--- Start ---

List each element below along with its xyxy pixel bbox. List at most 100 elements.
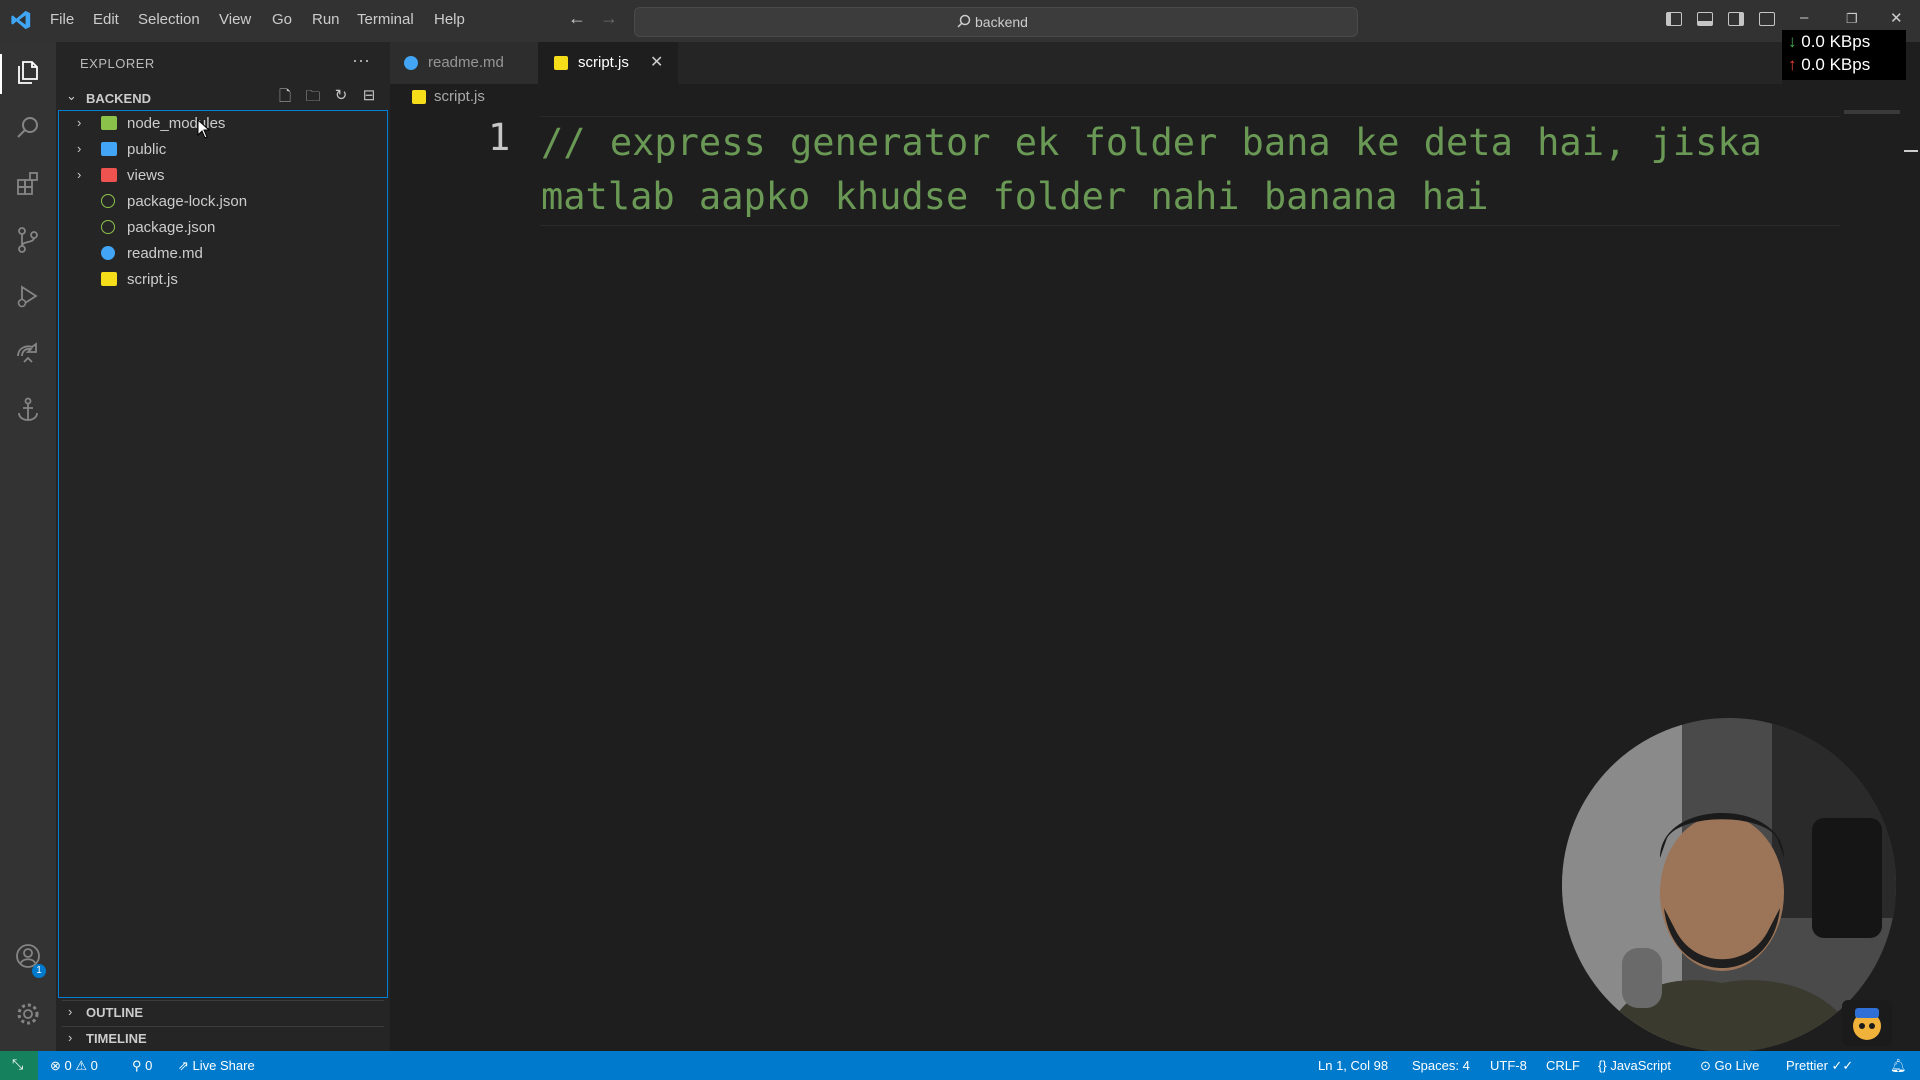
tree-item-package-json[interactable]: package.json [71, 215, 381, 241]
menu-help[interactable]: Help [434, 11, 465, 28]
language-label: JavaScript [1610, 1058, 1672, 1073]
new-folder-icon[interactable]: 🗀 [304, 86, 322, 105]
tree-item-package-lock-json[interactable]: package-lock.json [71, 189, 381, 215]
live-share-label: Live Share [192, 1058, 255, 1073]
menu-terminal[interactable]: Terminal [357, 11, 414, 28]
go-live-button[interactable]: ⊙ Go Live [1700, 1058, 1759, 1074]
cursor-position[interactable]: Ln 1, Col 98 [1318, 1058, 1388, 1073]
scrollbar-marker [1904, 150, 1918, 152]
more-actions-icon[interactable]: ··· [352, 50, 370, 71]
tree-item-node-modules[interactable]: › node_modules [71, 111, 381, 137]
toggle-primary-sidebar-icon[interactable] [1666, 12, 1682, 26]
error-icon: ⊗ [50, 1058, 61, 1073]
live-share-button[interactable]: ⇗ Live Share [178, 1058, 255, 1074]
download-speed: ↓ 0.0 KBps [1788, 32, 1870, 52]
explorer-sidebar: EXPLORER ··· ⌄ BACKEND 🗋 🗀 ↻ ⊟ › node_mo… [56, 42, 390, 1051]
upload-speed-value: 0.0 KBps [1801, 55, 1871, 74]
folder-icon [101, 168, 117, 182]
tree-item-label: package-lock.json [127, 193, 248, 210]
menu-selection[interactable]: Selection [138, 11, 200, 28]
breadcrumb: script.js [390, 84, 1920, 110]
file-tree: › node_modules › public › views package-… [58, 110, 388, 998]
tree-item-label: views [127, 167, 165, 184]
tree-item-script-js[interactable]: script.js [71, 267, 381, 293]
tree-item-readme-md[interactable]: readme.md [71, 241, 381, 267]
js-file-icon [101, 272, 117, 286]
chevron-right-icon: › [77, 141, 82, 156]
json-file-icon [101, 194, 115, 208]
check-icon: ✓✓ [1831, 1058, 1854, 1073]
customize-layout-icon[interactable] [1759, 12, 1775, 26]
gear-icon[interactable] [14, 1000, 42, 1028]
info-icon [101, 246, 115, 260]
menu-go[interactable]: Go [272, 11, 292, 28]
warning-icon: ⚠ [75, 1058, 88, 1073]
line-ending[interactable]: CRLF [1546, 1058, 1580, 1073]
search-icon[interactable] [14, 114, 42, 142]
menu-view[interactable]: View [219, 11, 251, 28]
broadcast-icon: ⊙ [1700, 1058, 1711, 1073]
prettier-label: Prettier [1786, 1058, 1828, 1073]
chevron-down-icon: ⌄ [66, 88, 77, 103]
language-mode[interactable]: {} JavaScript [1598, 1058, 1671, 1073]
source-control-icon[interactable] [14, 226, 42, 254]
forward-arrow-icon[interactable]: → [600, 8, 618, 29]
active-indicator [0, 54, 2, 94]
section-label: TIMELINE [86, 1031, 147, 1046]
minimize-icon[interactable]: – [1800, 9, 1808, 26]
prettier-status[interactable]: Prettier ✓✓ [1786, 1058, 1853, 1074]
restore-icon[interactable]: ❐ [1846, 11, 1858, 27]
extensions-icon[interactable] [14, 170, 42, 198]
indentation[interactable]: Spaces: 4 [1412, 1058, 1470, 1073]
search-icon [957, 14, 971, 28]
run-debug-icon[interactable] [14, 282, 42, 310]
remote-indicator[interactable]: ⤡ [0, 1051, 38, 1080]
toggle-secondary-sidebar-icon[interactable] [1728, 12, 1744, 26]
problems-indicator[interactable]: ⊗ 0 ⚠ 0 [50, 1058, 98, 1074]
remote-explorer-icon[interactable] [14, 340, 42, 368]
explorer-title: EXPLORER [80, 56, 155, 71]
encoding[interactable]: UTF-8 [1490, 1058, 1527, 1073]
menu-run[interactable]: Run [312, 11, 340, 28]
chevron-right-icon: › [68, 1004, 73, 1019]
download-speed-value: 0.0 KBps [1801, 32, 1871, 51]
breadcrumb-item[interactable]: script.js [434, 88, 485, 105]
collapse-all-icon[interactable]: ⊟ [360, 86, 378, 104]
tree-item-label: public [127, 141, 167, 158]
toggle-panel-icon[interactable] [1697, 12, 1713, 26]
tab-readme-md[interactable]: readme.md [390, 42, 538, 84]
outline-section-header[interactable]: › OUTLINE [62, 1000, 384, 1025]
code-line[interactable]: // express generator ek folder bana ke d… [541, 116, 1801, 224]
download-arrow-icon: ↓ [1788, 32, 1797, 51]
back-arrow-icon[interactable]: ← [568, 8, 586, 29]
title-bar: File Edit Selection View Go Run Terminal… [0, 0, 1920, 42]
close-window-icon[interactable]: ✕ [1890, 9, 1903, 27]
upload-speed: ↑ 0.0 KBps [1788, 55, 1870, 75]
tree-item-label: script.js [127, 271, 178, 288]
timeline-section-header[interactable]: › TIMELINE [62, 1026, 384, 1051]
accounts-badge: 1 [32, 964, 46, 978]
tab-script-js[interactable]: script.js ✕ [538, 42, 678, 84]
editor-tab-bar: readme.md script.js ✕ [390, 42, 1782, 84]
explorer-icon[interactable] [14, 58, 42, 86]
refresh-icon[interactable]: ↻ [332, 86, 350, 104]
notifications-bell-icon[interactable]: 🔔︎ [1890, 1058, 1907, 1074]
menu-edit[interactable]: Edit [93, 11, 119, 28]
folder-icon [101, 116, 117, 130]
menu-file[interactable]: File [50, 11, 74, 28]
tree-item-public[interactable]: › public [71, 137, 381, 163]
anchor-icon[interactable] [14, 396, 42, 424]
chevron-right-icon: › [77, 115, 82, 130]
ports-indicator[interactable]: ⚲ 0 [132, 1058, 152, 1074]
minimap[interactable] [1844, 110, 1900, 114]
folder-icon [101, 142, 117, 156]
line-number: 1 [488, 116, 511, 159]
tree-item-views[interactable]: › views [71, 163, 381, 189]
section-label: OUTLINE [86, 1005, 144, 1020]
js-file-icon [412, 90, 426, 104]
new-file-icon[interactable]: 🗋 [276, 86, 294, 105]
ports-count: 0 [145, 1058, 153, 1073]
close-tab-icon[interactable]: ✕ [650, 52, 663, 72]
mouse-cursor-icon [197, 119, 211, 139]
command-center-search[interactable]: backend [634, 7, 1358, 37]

--- End ---
--- Start ---

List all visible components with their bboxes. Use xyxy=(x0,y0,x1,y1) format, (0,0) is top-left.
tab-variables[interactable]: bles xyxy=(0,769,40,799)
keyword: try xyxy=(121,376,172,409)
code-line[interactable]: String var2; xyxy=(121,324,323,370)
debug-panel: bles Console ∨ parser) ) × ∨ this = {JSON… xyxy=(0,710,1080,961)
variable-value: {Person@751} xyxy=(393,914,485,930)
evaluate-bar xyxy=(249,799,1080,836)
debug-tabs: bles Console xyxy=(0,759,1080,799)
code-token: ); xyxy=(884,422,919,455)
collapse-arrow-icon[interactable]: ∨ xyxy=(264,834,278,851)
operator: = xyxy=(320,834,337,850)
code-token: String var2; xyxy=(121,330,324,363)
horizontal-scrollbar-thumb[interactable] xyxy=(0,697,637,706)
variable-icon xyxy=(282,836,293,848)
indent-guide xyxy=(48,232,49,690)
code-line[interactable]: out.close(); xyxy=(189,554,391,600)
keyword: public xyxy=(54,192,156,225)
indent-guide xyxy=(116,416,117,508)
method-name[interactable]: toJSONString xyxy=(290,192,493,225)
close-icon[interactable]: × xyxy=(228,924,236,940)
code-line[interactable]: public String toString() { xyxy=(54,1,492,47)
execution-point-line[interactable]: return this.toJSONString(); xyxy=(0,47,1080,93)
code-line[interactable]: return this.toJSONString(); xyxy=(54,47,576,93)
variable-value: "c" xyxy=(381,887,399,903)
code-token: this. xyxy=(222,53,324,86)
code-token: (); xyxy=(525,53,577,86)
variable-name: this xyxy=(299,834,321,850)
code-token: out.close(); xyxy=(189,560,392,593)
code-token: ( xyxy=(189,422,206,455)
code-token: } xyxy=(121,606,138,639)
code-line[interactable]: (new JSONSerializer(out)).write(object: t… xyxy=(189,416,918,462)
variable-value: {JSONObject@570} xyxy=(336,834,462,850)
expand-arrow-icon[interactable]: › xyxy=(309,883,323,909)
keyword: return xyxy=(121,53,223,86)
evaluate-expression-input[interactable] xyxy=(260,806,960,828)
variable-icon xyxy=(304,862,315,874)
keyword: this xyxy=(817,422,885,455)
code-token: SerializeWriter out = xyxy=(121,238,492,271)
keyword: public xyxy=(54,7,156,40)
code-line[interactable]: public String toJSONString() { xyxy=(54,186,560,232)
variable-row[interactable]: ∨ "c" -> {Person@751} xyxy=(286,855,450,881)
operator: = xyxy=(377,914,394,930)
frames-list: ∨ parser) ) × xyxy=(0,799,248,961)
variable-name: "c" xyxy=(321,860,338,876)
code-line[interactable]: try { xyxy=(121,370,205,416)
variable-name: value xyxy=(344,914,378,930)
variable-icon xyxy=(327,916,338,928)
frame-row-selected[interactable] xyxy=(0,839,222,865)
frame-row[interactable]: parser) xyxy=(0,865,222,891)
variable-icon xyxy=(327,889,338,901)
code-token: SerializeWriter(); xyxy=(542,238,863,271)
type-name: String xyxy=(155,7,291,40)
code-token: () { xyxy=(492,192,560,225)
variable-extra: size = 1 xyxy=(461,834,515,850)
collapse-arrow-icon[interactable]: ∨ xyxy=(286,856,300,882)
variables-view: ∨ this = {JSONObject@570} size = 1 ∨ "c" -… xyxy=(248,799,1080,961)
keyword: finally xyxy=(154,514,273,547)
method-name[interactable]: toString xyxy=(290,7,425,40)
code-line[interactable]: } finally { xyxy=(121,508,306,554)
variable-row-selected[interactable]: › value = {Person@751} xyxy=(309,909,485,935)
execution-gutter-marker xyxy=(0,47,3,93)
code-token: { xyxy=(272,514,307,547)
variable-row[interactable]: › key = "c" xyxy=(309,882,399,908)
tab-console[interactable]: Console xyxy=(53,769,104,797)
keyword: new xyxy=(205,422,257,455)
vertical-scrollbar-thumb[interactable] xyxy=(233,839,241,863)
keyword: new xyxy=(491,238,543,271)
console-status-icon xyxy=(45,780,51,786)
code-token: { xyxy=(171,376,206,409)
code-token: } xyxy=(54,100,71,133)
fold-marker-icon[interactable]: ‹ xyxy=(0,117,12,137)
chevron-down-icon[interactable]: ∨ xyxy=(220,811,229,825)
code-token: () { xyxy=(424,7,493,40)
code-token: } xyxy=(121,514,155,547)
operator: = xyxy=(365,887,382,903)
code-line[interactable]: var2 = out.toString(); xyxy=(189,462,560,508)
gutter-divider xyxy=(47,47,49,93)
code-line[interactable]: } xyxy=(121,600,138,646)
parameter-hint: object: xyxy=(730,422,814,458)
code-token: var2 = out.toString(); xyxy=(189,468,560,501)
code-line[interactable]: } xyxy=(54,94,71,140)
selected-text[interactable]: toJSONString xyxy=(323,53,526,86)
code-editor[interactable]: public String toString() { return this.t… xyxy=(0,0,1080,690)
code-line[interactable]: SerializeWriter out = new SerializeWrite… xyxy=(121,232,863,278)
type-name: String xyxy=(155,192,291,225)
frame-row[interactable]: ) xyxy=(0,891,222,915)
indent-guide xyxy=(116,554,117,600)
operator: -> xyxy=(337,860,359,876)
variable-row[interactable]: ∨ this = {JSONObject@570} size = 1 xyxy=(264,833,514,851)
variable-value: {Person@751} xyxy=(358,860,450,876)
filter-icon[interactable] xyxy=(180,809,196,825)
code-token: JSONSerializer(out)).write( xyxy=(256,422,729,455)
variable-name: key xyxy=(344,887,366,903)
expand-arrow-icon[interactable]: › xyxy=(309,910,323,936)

--- End ---
--- Start ---

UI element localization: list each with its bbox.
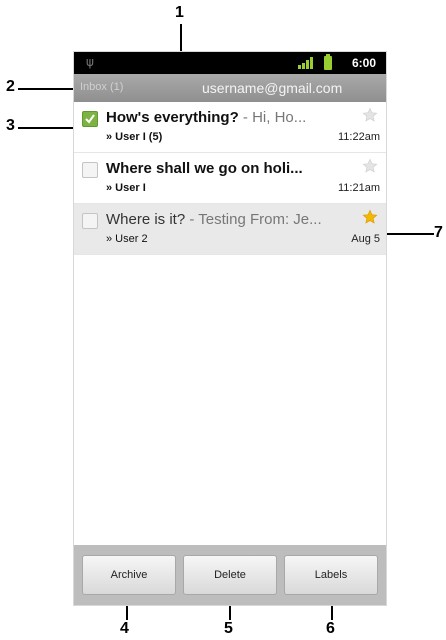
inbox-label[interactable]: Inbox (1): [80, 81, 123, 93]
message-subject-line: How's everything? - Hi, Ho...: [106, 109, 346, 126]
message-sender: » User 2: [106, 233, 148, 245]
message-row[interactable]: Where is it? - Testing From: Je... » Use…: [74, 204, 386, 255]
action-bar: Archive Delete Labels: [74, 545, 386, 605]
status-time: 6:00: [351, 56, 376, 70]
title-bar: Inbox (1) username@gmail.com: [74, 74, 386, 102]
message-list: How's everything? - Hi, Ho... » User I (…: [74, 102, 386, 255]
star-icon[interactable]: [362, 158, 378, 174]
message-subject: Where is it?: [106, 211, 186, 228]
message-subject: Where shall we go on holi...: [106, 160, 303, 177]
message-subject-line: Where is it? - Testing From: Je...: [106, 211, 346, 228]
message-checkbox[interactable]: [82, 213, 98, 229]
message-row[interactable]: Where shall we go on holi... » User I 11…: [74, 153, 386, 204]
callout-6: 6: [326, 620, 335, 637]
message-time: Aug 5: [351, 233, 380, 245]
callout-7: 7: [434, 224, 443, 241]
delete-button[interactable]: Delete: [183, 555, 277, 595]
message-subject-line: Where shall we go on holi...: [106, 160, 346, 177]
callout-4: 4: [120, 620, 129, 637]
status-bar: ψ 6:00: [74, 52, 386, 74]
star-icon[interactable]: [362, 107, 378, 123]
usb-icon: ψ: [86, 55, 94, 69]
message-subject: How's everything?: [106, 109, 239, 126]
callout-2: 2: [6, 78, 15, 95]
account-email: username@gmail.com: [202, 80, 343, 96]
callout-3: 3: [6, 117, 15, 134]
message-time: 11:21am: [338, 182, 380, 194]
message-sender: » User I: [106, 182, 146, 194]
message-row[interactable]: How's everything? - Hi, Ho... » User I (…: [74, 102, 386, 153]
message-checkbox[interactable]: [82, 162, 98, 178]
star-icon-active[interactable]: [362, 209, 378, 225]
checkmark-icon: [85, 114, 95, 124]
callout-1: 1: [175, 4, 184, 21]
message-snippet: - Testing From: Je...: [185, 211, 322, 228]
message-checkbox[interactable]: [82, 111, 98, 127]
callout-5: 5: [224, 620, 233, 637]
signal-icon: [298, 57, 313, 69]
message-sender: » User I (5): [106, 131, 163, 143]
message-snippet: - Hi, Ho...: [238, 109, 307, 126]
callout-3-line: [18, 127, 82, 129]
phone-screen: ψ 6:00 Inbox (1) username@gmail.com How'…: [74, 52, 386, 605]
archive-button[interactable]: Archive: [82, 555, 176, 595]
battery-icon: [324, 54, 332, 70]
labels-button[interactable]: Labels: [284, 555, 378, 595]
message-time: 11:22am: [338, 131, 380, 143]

--- End ---

• **What you will do**: Return everything from the line containing "List all visible" down to the line containing "code-token: ); xyxy=(884,422,919,455)", copied exactly as it appears in the records, both of those lines included.

• **Expected answer**:
List all visible components with their bboxes. Use xyxy=(x0,y0,x1,y1) format, (0,0) is top-left.
tab-variables[interactable]: bles xyxy=(0,769,40,799)
keyword: try xyxy=(121,376,172,409)
code-line[interactable]: String var2; xyxy=(121,324,323,370)
debug-panel: bles Console ∨ parser) ) × ∨ this = {JSON… xyxy=(0,710,1080,961)
variable-value: {Person@751} xyxy=(393,914,485,930)
evaluate-bar xyxy=(249,799,1080,836)
debug-tabs: bles Console xyxy=(0,759,1080,799)
code-token: ); xyxy=(884,422,919,455)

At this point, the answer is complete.